### WHAT NEEDS TO BE DONE
Find the lines holding "Terminologie" and copy them.

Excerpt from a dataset
▬▬▬▬▬▬▬▬▬▬

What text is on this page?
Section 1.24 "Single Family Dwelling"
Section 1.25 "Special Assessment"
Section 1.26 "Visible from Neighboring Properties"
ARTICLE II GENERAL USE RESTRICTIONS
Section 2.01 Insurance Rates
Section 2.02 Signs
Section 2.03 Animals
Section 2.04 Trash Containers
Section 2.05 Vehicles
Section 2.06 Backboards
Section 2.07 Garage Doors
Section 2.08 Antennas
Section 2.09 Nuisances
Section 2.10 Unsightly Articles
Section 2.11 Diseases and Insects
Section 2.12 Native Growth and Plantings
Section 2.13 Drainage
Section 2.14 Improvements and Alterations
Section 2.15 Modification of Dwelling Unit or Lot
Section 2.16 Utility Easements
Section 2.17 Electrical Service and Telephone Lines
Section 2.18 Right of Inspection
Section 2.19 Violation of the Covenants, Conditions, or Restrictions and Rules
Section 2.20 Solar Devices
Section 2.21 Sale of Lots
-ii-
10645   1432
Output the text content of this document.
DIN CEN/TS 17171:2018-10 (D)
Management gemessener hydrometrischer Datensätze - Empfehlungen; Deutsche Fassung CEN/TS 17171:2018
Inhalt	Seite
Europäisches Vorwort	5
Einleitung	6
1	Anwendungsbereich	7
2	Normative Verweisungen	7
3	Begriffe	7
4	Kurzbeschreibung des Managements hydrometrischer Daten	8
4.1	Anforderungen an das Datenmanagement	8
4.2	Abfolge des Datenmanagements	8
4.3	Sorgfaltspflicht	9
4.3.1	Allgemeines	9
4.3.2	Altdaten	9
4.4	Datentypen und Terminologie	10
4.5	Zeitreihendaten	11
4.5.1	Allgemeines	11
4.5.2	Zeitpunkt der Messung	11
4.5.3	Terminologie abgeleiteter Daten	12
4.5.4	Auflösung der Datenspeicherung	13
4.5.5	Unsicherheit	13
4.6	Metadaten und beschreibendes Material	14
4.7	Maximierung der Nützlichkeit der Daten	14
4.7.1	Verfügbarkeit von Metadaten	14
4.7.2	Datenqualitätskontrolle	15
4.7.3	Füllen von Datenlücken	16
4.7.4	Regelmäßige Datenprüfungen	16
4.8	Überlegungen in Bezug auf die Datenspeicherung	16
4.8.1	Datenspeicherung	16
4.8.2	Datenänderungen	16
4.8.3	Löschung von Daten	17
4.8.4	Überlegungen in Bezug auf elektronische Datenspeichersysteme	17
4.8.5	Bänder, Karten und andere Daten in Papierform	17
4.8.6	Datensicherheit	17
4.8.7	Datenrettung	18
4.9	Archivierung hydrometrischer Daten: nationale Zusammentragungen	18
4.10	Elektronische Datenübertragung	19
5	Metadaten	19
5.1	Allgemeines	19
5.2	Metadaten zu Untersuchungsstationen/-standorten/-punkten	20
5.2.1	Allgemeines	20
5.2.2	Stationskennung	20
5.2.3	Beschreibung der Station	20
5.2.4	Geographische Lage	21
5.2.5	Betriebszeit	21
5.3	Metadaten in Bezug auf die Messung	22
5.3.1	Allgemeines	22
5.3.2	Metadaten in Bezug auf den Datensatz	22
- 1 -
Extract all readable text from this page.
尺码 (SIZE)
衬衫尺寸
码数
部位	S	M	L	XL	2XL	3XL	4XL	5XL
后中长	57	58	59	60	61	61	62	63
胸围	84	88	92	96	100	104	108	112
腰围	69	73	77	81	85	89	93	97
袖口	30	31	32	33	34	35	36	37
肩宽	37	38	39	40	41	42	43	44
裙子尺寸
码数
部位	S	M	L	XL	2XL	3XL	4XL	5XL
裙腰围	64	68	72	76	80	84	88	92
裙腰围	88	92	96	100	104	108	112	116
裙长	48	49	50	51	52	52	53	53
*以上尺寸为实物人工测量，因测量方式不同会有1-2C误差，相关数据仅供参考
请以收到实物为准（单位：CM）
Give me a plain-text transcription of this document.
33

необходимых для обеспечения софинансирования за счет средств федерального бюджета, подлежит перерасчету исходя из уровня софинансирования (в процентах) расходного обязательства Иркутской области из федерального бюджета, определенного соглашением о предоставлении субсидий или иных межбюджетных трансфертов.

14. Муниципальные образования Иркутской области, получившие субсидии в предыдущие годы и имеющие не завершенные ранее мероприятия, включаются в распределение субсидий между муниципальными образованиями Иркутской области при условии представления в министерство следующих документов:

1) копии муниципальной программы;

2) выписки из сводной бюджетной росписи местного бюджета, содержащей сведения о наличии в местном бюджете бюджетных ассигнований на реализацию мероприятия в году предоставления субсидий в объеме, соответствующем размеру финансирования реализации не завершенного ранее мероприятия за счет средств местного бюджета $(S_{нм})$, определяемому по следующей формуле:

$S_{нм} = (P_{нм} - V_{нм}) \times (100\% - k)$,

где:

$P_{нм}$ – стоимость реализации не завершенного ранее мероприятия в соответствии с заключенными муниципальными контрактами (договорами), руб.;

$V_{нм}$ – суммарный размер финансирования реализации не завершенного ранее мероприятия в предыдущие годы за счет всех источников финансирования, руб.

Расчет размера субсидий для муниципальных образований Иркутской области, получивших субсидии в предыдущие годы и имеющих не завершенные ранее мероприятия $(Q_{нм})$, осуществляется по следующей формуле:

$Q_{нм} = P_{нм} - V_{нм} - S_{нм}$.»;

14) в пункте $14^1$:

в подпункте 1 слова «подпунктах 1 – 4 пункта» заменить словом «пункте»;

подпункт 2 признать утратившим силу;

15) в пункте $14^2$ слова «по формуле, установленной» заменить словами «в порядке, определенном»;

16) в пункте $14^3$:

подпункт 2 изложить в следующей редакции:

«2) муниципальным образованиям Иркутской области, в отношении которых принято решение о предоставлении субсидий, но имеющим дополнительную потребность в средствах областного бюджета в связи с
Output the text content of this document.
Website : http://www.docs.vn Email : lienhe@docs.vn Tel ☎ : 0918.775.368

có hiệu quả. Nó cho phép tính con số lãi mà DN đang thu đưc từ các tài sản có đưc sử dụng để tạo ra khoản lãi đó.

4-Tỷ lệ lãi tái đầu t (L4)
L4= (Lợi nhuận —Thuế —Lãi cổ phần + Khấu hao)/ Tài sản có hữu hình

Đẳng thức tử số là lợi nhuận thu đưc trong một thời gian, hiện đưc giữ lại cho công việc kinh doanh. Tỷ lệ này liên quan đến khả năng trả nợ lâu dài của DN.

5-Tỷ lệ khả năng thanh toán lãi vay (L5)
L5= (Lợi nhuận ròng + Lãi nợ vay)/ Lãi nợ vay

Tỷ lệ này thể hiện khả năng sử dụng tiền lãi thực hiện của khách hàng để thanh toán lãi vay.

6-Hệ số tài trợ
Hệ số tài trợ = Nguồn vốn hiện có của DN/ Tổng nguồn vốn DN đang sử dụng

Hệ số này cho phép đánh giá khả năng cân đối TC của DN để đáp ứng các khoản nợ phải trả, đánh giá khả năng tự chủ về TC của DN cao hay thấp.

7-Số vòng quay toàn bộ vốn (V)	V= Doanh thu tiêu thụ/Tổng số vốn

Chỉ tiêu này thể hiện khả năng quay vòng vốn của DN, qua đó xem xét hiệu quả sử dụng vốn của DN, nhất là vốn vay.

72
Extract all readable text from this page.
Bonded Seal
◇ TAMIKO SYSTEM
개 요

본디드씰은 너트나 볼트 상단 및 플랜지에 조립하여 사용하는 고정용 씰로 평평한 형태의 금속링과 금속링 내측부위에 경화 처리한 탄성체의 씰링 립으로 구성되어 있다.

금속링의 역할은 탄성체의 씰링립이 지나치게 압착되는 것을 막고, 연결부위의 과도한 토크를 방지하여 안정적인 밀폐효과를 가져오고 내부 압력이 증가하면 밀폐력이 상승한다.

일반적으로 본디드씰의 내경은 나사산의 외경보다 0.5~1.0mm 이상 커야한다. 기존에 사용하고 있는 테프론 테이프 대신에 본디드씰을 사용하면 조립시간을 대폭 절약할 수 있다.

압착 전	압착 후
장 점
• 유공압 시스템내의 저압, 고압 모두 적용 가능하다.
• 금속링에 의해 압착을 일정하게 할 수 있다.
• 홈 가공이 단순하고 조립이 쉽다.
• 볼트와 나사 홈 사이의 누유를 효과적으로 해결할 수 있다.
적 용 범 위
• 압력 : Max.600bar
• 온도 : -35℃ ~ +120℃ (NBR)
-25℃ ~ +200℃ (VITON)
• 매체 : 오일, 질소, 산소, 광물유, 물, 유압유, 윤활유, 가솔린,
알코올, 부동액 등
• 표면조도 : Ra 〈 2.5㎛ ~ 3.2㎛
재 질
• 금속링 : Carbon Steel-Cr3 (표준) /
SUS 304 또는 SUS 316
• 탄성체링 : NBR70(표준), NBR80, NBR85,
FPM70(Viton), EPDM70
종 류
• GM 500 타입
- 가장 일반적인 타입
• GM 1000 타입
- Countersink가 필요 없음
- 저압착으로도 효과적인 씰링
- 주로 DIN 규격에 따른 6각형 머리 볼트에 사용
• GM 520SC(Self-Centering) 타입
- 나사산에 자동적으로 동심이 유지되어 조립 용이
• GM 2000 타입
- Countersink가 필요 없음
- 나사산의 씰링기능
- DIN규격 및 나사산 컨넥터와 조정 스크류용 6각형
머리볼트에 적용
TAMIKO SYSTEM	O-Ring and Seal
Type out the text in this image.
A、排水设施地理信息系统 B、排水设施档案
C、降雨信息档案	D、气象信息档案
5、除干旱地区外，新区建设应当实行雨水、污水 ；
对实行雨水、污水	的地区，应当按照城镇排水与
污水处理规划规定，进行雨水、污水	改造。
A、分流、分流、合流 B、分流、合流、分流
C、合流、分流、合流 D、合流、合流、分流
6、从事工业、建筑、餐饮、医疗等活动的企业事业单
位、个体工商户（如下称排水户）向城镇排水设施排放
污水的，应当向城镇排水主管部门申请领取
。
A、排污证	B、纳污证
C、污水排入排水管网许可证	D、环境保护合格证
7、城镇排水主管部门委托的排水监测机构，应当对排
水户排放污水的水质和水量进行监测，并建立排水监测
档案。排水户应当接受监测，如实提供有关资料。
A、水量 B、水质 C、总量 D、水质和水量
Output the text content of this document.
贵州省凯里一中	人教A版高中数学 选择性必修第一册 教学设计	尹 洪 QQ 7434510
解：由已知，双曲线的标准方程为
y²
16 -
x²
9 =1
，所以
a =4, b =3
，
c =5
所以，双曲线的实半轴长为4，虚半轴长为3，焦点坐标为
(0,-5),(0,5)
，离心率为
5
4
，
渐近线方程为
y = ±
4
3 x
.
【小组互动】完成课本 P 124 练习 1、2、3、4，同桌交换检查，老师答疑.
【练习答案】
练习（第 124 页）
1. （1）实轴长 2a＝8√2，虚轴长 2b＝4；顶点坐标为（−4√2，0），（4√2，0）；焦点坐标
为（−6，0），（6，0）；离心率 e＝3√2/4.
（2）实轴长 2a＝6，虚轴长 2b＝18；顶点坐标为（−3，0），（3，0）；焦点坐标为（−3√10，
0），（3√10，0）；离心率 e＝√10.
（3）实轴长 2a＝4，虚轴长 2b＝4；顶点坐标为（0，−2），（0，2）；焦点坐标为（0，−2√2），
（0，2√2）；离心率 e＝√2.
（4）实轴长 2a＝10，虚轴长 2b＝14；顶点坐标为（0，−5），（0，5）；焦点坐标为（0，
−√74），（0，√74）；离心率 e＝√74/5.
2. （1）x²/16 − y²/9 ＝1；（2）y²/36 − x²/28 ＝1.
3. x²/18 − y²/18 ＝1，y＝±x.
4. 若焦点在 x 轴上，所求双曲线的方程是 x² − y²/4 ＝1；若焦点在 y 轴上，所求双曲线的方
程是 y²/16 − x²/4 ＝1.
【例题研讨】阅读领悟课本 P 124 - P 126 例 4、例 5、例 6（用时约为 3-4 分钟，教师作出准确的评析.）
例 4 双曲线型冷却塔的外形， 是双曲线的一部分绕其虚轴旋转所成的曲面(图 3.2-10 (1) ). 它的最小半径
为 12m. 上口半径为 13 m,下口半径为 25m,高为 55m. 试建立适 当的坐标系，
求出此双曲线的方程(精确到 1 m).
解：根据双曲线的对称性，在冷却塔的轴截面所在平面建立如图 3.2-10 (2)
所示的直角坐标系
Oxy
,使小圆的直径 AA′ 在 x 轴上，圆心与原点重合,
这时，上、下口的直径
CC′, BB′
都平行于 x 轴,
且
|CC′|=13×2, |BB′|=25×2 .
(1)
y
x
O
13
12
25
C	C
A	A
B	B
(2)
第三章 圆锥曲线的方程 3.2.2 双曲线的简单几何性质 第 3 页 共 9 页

▬▬▬▬▬▬▬▬▬▬

### RESPONSE BELOW
4.4	Datentypen und Terminologie	10
4.5.3	Terminologie abgeleiteter Daten	12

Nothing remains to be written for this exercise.